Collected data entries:
____
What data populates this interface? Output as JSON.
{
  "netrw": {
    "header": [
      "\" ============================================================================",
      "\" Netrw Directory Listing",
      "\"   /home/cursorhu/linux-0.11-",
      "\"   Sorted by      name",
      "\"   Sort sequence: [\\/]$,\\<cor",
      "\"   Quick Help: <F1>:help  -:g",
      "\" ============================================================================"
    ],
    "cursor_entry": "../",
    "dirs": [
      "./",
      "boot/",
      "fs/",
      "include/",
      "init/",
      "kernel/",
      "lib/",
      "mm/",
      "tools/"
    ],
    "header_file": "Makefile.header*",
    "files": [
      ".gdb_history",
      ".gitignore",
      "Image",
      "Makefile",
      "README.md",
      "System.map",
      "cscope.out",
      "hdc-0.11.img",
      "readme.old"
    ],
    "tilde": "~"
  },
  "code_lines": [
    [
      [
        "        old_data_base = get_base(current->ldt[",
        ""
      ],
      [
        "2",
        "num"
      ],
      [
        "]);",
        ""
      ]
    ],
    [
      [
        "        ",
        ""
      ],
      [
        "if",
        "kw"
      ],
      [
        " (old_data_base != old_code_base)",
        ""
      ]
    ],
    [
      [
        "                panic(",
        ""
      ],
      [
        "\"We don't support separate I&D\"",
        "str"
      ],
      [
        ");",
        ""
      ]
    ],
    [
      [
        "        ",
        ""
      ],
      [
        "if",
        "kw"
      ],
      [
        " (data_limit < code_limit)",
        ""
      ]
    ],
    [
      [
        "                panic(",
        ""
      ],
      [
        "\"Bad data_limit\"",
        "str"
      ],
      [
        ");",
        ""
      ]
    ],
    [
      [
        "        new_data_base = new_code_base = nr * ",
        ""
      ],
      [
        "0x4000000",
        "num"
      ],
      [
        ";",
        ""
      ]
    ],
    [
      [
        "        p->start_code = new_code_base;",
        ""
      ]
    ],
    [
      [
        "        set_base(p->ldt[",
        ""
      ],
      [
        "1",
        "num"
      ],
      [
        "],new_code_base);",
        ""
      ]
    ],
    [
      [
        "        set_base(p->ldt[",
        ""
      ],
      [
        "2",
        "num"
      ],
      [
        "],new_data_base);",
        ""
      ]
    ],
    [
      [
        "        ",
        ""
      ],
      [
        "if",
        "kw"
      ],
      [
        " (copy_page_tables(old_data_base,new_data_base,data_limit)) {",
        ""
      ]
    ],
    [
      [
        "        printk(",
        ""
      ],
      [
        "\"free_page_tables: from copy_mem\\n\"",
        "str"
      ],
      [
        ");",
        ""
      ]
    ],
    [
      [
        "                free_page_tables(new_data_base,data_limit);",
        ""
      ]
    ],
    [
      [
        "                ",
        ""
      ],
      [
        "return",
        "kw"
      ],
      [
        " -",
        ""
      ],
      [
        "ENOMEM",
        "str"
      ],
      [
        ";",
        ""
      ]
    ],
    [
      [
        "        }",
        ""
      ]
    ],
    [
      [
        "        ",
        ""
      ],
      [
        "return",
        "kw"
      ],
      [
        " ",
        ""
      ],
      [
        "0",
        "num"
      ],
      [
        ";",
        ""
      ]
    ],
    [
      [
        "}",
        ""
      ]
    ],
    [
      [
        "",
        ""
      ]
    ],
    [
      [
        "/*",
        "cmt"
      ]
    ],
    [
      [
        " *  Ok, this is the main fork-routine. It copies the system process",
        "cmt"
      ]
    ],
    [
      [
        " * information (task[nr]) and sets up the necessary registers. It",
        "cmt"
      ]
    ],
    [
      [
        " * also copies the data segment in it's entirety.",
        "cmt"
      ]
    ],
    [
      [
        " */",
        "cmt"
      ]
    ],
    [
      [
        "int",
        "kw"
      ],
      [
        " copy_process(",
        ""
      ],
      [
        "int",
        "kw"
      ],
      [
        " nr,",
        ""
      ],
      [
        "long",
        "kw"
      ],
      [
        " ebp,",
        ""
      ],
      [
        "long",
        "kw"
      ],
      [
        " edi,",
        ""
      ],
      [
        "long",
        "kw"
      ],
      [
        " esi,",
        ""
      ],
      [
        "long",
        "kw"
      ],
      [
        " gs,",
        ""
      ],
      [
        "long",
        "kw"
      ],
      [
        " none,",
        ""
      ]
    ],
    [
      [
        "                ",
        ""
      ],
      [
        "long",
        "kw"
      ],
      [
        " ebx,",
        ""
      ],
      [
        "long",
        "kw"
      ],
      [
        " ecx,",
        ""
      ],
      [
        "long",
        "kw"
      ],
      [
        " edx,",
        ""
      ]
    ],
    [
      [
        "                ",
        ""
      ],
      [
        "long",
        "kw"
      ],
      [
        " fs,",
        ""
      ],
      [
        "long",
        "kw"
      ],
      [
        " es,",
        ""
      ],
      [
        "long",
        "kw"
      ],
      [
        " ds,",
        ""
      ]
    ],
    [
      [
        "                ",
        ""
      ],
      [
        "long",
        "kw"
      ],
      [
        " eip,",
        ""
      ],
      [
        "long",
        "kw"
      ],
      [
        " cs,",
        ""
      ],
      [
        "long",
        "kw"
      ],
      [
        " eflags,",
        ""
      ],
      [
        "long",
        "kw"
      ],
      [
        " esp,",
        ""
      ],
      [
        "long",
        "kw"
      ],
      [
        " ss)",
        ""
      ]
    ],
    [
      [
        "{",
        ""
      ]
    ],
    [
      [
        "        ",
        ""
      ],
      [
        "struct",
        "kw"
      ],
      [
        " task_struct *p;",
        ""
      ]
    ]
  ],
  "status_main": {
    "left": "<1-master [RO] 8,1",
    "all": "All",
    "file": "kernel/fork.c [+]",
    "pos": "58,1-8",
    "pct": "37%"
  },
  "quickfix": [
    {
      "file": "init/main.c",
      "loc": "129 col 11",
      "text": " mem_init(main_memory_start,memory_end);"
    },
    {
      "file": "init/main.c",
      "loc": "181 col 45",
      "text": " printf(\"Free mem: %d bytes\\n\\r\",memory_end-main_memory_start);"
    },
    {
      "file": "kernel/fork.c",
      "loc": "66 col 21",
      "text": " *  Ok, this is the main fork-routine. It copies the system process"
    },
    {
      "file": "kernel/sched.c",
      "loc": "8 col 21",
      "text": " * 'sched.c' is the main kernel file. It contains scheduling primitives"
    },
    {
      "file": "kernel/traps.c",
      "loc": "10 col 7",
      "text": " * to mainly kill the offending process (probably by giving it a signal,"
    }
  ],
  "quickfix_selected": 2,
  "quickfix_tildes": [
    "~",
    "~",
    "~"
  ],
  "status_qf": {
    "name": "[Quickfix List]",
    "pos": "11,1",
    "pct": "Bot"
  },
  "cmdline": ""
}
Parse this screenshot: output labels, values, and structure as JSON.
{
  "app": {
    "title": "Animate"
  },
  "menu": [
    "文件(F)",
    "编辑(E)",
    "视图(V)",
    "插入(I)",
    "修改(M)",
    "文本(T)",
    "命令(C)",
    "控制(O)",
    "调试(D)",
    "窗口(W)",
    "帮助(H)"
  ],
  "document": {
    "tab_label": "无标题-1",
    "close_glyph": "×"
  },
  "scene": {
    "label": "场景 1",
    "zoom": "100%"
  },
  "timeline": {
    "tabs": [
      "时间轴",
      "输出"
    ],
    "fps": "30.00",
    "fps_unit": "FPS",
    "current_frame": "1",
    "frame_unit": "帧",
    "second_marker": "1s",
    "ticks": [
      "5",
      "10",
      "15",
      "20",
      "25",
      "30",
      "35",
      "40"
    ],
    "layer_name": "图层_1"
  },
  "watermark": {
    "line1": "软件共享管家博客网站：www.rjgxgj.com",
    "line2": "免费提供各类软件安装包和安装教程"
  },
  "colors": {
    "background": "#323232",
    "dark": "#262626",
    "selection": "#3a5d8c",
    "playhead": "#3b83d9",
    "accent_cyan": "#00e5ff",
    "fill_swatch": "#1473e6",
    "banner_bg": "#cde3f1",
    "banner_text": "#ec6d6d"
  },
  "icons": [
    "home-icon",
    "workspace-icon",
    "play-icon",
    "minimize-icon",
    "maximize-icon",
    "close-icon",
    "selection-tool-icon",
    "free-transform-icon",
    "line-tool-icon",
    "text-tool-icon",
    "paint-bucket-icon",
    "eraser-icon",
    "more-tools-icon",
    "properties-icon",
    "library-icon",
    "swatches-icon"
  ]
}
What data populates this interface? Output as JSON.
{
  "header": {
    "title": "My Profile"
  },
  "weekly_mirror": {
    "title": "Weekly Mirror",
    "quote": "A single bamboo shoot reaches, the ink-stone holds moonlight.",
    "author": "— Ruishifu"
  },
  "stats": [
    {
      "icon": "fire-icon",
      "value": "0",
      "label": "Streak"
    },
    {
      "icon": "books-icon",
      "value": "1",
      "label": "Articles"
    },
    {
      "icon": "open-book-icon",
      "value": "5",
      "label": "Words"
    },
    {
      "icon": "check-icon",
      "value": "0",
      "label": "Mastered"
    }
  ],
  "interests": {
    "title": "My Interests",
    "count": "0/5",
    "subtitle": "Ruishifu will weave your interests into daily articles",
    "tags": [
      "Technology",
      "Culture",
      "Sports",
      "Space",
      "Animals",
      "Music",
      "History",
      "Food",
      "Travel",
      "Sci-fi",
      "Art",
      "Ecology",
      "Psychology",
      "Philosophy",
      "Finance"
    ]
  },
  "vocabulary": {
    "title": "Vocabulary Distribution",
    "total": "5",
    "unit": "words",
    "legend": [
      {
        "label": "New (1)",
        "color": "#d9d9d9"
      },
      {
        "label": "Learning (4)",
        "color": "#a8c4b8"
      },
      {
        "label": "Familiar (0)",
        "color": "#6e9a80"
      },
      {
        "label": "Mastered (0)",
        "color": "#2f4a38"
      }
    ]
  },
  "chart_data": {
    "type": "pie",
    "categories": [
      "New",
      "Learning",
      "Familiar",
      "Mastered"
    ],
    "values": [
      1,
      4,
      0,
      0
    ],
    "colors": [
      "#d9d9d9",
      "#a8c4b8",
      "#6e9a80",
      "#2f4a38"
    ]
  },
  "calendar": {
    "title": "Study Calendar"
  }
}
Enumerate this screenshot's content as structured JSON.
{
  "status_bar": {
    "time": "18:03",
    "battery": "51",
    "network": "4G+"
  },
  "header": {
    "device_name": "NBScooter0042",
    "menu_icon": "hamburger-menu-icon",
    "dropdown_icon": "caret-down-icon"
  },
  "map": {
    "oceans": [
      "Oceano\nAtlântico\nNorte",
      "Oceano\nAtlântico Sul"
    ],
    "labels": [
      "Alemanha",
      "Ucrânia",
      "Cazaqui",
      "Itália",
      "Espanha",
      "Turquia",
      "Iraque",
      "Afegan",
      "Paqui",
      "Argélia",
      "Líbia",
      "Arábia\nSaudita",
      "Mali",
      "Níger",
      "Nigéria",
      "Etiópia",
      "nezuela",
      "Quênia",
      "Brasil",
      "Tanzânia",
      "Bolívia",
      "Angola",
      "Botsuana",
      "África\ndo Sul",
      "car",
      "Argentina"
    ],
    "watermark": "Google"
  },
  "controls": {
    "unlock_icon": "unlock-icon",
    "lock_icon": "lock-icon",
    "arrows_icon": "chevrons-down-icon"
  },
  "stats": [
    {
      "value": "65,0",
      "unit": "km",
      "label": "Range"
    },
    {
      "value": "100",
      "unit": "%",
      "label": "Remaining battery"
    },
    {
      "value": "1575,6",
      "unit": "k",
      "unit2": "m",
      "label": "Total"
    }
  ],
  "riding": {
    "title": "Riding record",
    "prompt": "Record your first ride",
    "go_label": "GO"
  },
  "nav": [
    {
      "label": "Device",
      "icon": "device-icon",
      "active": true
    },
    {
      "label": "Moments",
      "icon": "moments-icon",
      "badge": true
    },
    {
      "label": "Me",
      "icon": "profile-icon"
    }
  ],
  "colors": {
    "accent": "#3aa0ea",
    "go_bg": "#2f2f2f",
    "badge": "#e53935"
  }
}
____
◆ **Written request**: Identify every line where the string "routine" appears.

◆ **Finished exercise**:
        " *  Ok, this is the main fork-routine. It copies the system process",
      "text": " *  Ok, this is the main fork-routine. It copies the system process"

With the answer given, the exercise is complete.